### Task instructions:
Write out the material exactly. Do not include the pictures.

START Records to use

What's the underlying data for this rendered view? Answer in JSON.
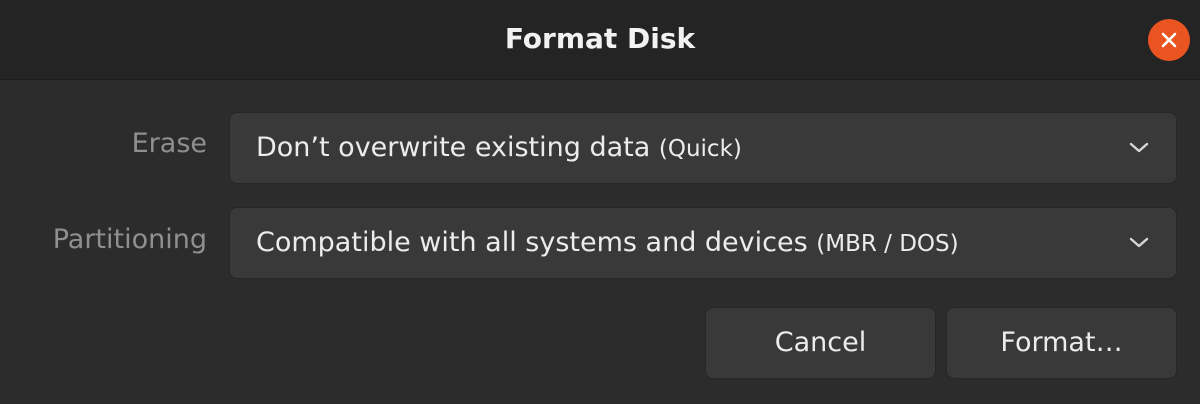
{
  "window": {
    "title": "Format Disk",
    "close_icon": "close-icon",
    "accent_color": "#e95420"
  },
  "erase": {
    "label": "Erase",
    "value_main": "Don’t overwrite existing data",
    "value_sub": "(Quick)"
  },
  "partitioning": {
    "label": "Partitioning",
    "value_main": "Compatible with all systems and devices",
    "value_sub": "(MBR / DOS)"
  },
  "buttons": {
    "cancel": "Cancel",
    "format": "Format…"
  }
}
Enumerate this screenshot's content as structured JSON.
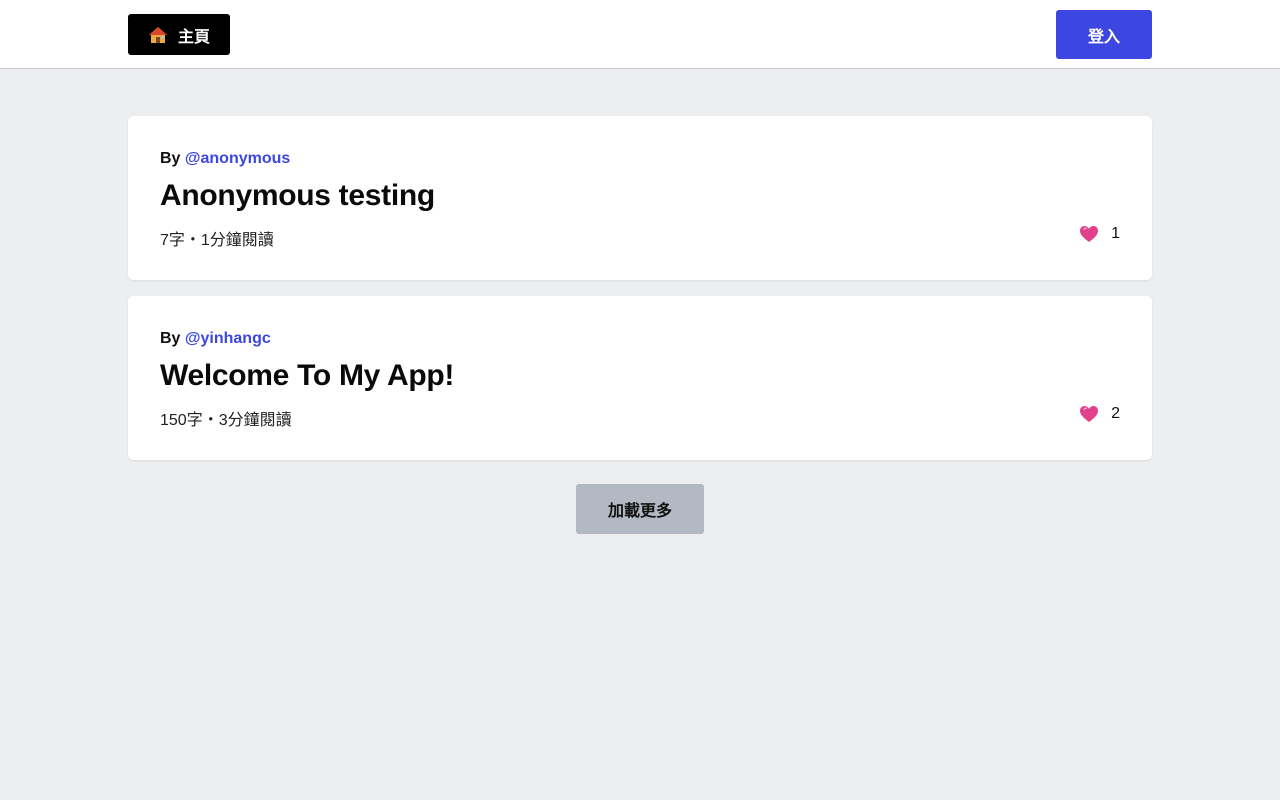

END Records to use

### Written solution:
What's the underlying data for this rendered view? Answer in JSON.
{
  "window": {
    "title": "Format Disk",
    "close_icon": "close-icon",
    "accent_color": "#e95420"
  },
  "erase": {
    "label": "Erase",
    "value_main": "Don’t overwrite existing data",
    "value_sub": "(Quick)"
  },
  "partitioning": {
    "label": "Partitioning",
    "value_main": "Compatible with all systems and devices",
    "value_sub": "(MBR / DOS)"
  },
  "buttons": {
    "cancel": "Cancel",
    "format": "Format…"
  }
}
Enumerate this screenshot's content as structured JSON.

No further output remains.